* _What the task asks_
Can you rename "Add contact" to "New contact" in the rows from the line with "button[interactable]: # [427, 710, 638, 838]" to the line with "button[interactable]: Recents [256, 1038, 384, 1136]", and return only those lines with nothing else altered?

* _Data entries_
------------------------

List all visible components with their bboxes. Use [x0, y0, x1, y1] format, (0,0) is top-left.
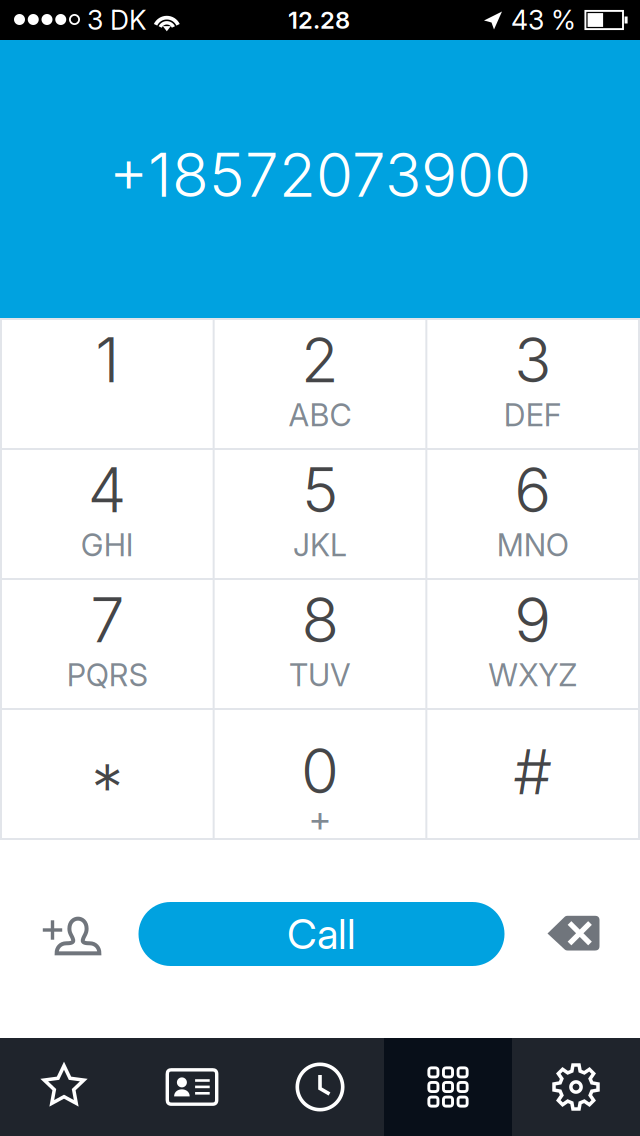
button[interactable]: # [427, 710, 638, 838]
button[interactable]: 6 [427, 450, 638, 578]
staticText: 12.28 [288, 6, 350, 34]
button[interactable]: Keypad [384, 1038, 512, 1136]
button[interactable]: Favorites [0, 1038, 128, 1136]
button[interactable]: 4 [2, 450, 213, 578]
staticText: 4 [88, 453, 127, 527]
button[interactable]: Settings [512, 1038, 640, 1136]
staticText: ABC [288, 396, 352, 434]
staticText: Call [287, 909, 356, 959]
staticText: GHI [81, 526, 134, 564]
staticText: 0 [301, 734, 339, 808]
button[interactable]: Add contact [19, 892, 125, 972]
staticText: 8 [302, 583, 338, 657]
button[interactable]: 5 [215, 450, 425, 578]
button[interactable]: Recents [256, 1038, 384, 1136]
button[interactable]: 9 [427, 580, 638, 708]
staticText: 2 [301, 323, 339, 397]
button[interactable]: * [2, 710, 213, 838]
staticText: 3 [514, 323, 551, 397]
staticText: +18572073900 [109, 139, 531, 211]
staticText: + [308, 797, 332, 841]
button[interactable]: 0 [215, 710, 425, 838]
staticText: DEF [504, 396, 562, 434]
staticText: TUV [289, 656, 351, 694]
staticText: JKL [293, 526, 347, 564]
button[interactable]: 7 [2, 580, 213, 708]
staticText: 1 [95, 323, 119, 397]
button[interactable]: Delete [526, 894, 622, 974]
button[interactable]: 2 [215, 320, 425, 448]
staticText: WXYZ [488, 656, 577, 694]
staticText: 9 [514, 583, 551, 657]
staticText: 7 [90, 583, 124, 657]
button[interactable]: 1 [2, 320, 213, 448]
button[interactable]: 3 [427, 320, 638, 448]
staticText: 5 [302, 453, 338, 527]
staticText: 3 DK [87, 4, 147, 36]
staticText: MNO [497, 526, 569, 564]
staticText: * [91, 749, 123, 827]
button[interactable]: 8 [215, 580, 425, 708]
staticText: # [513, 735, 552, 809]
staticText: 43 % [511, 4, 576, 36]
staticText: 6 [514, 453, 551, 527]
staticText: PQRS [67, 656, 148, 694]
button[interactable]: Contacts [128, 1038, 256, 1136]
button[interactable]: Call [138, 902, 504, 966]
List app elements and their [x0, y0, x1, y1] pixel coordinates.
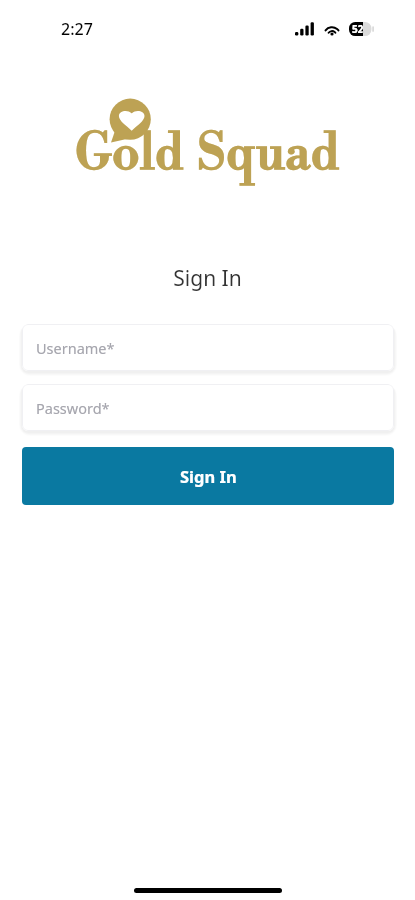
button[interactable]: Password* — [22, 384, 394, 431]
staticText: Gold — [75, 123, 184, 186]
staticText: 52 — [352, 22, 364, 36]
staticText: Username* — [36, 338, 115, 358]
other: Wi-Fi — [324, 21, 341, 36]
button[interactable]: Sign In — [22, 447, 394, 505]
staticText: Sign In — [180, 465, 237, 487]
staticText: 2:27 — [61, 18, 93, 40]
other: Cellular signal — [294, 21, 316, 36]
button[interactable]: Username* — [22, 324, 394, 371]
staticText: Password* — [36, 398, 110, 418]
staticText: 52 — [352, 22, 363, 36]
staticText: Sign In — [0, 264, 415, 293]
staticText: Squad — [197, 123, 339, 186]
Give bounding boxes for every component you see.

------------------------

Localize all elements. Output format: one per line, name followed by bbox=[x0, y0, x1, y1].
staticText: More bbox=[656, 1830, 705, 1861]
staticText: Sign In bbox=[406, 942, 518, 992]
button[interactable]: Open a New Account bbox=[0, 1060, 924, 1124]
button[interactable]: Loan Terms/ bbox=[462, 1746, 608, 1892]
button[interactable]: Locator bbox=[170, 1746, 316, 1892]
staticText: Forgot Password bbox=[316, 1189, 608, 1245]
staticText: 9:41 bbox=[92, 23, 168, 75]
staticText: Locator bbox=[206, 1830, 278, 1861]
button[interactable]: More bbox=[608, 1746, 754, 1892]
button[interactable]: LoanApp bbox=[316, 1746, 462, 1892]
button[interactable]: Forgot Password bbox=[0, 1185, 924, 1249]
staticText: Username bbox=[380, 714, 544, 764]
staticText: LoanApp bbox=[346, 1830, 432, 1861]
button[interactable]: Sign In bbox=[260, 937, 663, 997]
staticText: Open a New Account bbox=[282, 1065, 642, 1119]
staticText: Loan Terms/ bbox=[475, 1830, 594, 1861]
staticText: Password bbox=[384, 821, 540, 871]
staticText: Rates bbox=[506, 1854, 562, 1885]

------------------------

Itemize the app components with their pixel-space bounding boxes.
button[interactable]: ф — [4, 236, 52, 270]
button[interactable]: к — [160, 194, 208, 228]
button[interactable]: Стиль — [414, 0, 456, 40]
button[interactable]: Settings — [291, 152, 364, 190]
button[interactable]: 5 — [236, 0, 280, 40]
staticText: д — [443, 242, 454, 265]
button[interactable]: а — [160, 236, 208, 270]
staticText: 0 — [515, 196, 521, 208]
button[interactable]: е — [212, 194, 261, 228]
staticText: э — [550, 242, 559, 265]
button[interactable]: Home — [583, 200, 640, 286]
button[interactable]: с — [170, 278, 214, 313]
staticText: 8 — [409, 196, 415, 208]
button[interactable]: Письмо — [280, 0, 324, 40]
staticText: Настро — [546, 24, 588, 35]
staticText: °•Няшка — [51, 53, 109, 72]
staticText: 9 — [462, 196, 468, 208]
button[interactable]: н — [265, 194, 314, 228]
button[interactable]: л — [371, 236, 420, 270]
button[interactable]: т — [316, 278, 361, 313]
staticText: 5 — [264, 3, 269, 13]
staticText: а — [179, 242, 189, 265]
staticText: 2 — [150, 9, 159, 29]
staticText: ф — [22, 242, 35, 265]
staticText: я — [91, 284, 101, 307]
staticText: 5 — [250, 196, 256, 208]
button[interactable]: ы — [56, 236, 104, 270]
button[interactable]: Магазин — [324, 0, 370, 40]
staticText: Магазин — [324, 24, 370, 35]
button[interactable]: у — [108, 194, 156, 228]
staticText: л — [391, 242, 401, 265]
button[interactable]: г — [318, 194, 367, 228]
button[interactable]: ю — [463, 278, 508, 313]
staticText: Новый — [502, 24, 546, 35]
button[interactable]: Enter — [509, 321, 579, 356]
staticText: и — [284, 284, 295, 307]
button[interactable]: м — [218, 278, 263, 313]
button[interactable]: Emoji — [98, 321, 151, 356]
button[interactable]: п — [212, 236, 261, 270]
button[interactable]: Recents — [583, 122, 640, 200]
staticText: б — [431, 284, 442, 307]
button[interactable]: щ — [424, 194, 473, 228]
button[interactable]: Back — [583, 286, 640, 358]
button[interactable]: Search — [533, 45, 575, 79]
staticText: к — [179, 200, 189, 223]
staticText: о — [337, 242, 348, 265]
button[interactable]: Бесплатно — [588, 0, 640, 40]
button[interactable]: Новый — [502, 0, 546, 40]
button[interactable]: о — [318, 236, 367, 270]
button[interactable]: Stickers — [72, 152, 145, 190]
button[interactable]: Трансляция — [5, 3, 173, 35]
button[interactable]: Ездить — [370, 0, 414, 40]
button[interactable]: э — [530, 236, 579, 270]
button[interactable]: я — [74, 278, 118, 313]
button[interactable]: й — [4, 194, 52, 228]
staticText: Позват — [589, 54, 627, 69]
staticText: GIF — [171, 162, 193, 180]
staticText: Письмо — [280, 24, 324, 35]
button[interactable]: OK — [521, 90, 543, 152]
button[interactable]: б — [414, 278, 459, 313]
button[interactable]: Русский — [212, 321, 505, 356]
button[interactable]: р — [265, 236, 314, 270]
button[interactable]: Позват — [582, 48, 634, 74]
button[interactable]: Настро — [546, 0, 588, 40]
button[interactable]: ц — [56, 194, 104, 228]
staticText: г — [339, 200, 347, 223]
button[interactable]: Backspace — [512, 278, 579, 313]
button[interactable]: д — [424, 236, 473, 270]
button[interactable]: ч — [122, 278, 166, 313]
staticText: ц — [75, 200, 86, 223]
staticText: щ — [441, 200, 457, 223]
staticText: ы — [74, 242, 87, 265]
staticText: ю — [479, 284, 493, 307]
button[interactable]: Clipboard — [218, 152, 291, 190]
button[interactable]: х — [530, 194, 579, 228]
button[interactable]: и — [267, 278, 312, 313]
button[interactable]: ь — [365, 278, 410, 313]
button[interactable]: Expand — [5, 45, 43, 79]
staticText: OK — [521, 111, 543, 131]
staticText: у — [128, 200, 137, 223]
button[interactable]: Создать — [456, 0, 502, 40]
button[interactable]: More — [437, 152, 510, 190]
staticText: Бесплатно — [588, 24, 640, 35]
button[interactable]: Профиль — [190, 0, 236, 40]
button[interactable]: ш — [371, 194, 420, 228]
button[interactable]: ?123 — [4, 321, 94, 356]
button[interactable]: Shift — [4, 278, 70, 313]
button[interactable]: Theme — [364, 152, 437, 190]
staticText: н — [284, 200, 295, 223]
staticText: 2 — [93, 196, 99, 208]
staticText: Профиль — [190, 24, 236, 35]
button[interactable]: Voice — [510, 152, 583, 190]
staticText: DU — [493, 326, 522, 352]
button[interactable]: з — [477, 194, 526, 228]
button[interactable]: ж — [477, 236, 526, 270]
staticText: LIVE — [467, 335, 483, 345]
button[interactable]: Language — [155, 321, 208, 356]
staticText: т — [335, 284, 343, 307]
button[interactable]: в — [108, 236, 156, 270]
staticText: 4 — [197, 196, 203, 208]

------------------------

* _Task response_
button[interactable]: # [427, 710, 638, 838]
button[interactable]: 6 [427, 450, 638, 578]
staticText: 12.28 [288, 6, 350, 34]
button[interactable]: Keypad [384, 1038, 512, 1136]
button[interactable]: Favorites [0, 1038, 128, 1136]
button[interactable]: 4 [2, 450, 213, 578]
staticText: 4 [88, 453, 127, 527]
button[interactable]: Settings [512, 1038, 640, 1136]
staticText: ABC [288, 396, 352, 434]
staticText: Call [287, 909, 356, 959]
staticText: GHI [81, 526, 134, 564]
staticText: 0 [301, 734, 339, 808]
button[interactable]: New contact [19, 892, 125, 972]
staticText: 8 [302, 583, 338, 657]
button[interactable]: 5 [215, 450, 425, 578]
button[interactable]: Recents [256, 1038, 384, 1136]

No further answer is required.